Só pode ser bem-vinda a notícia de que o Departamento de Zoneamento
Territorial do Ministério do Meio Ambiente está preparando um
diagnóstico para o Cerrado e uma proposta de estratégia para esse bioma
(Ministério do Meio Ambiente, 31/3). O Cerrado já perdeu mais de 50% de
sua vegetação e, segundo estimativa de estudiosos, mais de metade da
água acumulada no subsolo e que gera 14% dos fluxos para as três grandes
bacias nacionais – a amazônica, a do Paraná e a do São Francisco. E
pode perder mais, dizem técnicos, com a expansão da fronteira
agropecuária, pressionada pela maior exportação de commodities, pelo
aumento do consumo interno e pela expansão dos agrocombustíveis. Tudo
isso resulta em ampliação do uso da terra e das taxas de desmatamento.
Pela mesma razão, é preciso que a sociedade esteja atenta para o que
acontecerá no Senado na discussão de parecer do senador Blairo Maggi ao
projeto de lei da Política de Gestão e Proteção do Bioma Pantanal –
outra área já diante de agressões em curso e da possibilidade de que se
permita ali a substituição de áreas preservadas por pastagens
cultivadas, da possível supressão de reservas legais e dos efeitos
danosos sobre os recursos hídricos. O Pantanal é um privilégio
brasileiro, fundamental para o clima e a conservação da biodiversidade.
O último relatório do Painel Intergovernamental de Mudanças
Climáticas (IPCC), divulgado há poucos dias (Estado, 30/3), alerta
exatamente para a vulnerabilidade de espécies terrestres e aquáticas, o
risco de que tenham de migrar ou se extingam diante dos impactos do
clima. E menciona especificamente a Amazônia brasileira, mas não apenas
ela, embora lembre que no espaço amazônico estão estocados 90 bilhões de
toneladas de carbono (na seca de 2005 foram liberados 5 bilhões de
toneladas).

__________________________________________________

O que fazer>
• a. Passe para o inglês esta frase do trecho: "O Pantanal é um privilégio brasileiro, fundamental para o clima e a conservação da biodiversidade."
• b. Transforme em lista o parágrafo do trecho que começa com "Só pode ser bem-vinda", sem perder os fatos principais.
As linhas que vêm depois do trecho têm outra origem.

Dados guardados>
__________________________________________________

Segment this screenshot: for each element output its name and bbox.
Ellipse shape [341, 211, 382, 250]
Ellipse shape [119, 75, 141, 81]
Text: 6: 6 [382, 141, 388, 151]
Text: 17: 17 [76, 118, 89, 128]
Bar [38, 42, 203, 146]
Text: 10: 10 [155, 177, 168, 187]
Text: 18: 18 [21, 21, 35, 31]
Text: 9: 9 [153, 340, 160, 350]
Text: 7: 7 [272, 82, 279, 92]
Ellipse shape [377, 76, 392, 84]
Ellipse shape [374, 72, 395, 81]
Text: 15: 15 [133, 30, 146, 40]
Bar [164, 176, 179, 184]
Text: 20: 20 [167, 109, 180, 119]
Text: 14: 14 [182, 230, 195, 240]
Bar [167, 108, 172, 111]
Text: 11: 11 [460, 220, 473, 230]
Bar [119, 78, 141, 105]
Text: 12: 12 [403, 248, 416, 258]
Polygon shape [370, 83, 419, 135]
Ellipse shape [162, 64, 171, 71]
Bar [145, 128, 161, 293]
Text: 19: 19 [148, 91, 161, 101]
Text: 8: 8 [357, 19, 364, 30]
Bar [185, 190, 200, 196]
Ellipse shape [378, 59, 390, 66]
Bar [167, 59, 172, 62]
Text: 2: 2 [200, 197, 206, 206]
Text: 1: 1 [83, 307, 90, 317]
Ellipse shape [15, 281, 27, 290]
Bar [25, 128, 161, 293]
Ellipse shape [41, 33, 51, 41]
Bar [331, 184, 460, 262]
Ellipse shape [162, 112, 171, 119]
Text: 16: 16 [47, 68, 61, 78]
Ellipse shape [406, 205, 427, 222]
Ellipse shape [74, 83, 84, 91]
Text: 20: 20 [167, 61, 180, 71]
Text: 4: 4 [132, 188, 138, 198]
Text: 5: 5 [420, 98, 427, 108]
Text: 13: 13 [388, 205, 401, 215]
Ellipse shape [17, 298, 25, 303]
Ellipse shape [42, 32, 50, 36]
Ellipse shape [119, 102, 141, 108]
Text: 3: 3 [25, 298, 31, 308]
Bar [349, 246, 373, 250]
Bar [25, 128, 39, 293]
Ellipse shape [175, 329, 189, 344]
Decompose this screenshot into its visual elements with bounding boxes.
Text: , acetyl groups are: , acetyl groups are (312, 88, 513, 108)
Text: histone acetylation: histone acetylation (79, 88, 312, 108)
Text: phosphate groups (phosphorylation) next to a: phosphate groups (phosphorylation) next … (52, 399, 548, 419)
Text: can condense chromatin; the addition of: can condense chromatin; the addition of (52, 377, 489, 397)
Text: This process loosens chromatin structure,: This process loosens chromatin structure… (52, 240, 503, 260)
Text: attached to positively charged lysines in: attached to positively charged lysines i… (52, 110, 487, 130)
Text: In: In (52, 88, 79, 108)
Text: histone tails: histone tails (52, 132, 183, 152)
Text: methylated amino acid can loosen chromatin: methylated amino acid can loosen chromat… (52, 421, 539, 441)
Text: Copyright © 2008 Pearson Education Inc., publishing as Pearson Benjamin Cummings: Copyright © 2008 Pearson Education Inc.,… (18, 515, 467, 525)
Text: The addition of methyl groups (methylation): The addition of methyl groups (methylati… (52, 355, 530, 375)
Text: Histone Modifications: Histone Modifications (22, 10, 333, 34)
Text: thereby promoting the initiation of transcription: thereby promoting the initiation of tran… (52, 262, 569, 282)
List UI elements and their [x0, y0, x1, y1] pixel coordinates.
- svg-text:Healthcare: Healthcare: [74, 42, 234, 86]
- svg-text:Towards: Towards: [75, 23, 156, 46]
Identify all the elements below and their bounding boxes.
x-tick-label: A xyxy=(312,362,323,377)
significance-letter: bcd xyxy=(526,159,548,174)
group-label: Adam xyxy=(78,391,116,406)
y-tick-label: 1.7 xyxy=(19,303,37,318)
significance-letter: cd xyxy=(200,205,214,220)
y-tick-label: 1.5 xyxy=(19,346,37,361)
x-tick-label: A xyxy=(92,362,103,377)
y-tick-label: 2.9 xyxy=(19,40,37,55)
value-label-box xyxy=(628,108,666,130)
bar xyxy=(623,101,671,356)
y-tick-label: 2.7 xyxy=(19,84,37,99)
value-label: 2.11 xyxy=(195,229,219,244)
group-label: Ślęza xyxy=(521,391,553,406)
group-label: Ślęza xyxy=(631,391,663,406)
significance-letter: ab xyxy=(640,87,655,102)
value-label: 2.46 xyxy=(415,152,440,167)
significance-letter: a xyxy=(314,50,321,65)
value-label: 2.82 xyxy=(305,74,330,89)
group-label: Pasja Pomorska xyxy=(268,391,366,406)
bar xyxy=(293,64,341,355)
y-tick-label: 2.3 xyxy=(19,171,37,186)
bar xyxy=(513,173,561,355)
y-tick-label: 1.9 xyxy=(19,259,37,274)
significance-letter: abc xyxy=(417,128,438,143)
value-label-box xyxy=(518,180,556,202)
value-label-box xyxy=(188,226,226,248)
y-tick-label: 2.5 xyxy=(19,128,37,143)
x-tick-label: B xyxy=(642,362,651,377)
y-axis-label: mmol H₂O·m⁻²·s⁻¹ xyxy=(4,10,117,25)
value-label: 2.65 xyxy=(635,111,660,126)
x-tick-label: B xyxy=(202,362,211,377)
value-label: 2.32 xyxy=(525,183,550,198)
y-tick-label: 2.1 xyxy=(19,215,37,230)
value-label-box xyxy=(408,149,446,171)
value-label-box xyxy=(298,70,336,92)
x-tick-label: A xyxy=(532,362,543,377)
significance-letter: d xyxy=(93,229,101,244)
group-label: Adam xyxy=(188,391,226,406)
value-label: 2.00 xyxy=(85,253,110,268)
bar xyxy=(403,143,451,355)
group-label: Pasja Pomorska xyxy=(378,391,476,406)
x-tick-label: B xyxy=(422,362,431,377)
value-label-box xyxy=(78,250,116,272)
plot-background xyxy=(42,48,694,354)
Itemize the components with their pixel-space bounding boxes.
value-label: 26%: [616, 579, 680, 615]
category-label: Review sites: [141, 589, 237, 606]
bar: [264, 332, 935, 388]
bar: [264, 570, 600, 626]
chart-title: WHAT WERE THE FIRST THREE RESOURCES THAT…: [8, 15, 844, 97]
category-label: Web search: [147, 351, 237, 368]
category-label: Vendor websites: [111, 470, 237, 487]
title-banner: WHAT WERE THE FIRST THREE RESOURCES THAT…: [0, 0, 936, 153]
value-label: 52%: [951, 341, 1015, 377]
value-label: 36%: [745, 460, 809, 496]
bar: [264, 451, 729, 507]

__________________________________________________

Respostas por tarefa>
• a. The Pantanal is a Brazilian privilege, essential for the climate and the conservation of biodiversity.

• b.
- O Departamento de Zoneamento Territorial do Ministério do Meio Ambiente prepara um diagnóstico e uma proposta de estratégia para o Cerrado.
- O Cerrado já perdeu mais de 50% da vegetação. Segundo estudiosos, também perdeu mais de metade da água acumulada no subsolo, que gera 14% dos fluxos para as bacias amazônica, do Paraná e do São Francisco.
- Técnicos dizem que a perda pode aumentar com a expansão da fronteira agropecuária, movida pela exportação de commodities, pelo consumo interno e pelos agrocombustíveis. Isso amplia o uso da terra e o desmatamento.
- A sociedade deve acompanhar, no Senado, o parecer do senador Blairo Maggi ao projeto de lei de proteção do Pantanal. Há o risco de troca de áreas preservadas por pastagens, de supressão de reservas legais e de danos aos recursos hídricos.
- O Pantanal é fundamental para o clima e para a biodiversidade.
- O último relatório do IPCC alerta que espécies terrestres e aquáticas podem ter de migrar ou se extinguir. Ele cita a Amazônia, onde estão estocados 90 bilhões de toneladas de carbono. Na seca de 2005, foram liberados 5 bilhões.